WHAT THE TASK REQUIRES ▸ What is the number of lines containing "tous"? Give only that number.

RECORDS FOR THIS EXERCISE ▸
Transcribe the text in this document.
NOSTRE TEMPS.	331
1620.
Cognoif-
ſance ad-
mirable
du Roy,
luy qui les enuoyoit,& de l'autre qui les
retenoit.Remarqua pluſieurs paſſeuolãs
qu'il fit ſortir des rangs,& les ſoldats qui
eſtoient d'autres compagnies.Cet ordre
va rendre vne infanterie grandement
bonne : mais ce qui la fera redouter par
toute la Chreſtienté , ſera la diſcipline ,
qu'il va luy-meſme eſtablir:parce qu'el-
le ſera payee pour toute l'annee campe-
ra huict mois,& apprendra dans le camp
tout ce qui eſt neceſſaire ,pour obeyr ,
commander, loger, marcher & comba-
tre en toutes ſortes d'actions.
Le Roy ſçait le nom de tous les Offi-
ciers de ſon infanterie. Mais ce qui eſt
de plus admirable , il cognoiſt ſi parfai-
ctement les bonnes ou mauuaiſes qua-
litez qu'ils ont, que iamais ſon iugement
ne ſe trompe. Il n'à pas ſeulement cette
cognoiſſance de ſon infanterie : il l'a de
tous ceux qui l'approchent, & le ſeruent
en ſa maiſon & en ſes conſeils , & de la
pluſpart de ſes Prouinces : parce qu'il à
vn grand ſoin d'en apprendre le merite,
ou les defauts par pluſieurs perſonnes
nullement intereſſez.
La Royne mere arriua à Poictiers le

CORRECT ANSWER ▸ 2